[Your objective] Where a line contains the word "this", copy that line in full.

[Dataset records]
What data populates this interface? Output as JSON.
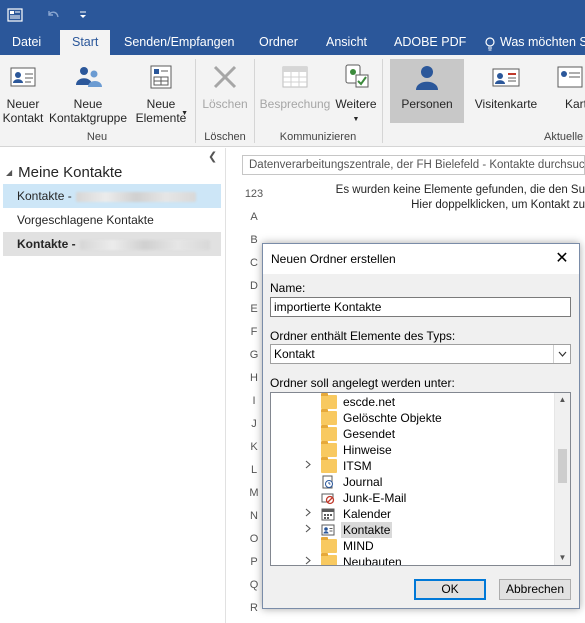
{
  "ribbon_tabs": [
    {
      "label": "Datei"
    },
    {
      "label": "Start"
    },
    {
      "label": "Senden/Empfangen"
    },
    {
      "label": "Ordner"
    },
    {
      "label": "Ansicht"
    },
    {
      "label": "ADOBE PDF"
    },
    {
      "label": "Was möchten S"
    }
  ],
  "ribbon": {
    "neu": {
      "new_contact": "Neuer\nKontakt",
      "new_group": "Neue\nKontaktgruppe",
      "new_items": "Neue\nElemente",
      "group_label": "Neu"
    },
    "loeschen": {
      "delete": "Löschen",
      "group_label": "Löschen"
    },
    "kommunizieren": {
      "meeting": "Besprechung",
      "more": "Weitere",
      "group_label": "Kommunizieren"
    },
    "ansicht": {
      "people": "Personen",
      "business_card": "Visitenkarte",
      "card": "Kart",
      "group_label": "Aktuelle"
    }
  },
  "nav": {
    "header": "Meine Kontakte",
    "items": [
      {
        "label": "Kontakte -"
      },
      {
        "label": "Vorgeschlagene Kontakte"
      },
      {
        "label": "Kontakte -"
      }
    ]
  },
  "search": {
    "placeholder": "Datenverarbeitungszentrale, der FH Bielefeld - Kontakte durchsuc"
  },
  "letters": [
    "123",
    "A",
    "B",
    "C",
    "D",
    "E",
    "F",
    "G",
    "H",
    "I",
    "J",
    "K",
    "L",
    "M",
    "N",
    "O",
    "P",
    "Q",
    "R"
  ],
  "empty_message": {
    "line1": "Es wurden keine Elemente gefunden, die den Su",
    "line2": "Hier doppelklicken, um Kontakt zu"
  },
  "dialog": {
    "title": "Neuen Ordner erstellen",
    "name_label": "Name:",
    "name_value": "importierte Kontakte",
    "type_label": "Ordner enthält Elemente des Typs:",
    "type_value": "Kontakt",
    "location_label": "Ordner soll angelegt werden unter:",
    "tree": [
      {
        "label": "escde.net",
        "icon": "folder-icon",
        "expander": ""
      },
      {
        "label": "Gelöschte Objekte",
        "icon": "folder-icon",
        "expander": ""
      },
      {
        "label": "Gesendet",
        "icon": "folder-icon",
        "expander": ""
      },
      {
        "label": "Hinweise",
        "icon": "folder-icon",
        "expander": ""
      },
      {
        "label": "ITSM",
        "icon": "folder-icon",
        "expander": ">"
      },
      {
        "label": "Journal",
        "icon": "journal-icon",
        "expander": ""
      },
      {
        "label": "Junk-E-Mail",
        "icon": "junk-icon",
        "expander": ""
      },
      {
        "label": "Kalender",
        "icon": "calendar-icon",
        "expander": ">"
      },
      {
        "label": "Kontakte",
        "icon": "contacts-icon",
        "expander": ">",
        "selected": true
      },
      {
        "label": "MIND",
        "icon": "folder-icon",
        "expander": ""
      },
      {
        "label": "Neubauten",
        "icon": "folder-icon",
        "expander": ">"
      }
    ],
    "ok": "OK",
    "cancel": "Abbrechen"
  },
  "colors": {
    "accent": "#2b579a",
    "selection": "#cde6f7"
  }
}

==

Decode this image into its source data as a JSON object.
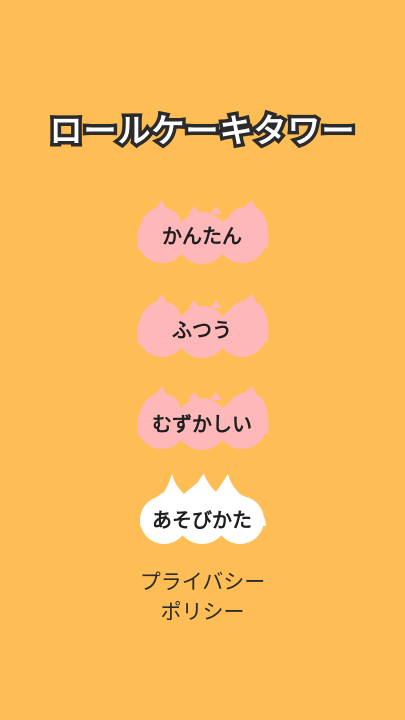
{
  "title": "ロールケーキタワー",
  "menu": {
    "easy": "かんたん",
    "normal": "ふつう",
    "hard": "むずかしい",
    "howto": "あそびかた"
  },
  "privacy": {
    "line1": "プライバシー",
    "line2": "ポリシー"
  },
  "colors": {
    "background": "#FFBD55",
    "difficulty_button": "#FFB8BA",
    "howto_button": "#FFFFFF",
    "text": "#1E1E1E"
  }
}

[Response below]
What data populates this interface? Output as JSON.
Decode this image into its source data as a JSON object.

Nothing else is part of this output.